_СТАТЬЯ_
▶

Пейзаж в искусстве — страница 16 из 33


Клод Лоррен. Деревья на вилле Мадама. Ок. 1638


Клод Лоррен. Храм Аполлона. 1672


Клод Лоррен. Пейзаж с Асканием и оленем. 1682


Клод Лоррен. Пейзаж с Ацисом и Галатеей. 1657


Клод Лоррен. Пейзаж со сценой бегства в Египет. 1647


Мое сравнение композиционной схемы Лоррена с одой и правилом трех единств в некотором смысле может ввести в заблуждение, поскольку предполагает, что художник принимал господствующий в его время классический метод, тогда как в действительности он складывался в мыслях Лоррена параллельно с постепенным развитием поэтического чувства. Только когда Лоррен был уже пожилым человеком, дух и форма получили в его работах наиболее совершенное выражение. Его величайшие поэмы – «Времена суток» из Эрмитажа и «Ацис и Галатея» из Дрездена – созданы, когда ему было за шестьдесят. Именно эти поздние работы, каков бы ни был заявленный в них сюжет, исполнены вергилиевского духа. Морские гавани, написанные в сороковых годах, напоминают нам тот момент, когда Эней оставляет роскошь и надежность Карфагена ради сияющих под солнцем неведомых далей. Но у Лоррена вергилиевский дух – это прежде всего его личное ощущение золотого века, пасущихся стад, гладких вод, спокойного, залитого светом неба; это образы совершенной гармонии человека с природой, но они окрашены моцартовской грустью, словно ему известно, что подобное совершенство не может длиться больше одного мгновения, на которое они завладевают нашей душой.

◀

_ДАННЫЕ_
▶

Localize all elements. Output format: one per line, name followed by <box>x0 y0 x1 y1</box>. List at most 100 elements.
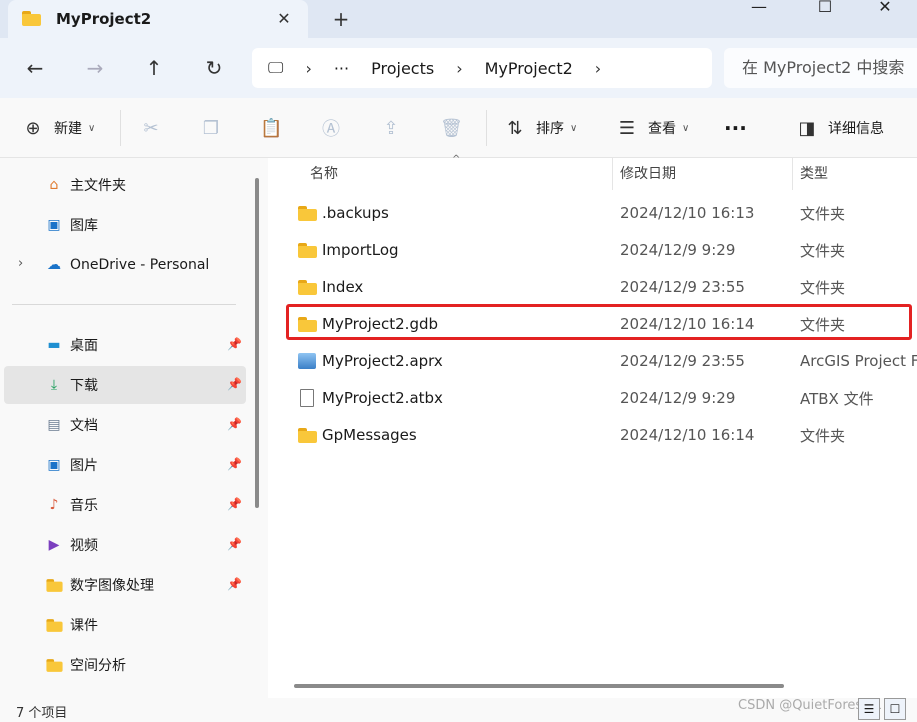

◀

_ЗАДАНИЯ_
1. Ответьте на вопросы по статье о Лоррене:
(a) Каким годом датирована картина «Храм Аполлона»?
(b) В каком городе находится «Ацис и Галатея»?
(c) В каком десятилетии написаны морские гавани?
2. Переведите на английский предложение из статьи о Лоррене: «Только когда Лоррен был уже пожилым человеком, дух и форма получили в его работах наиболее совершенное выражение».

_ОТВЕТЫ К ЗАДАНИЯМ_
1.
(a) 1672
(b) В Дрездене
(c) В сороковых годах

2. Only when Lorrain was already an elderly man did spirit and form find their most perfect expression in his works.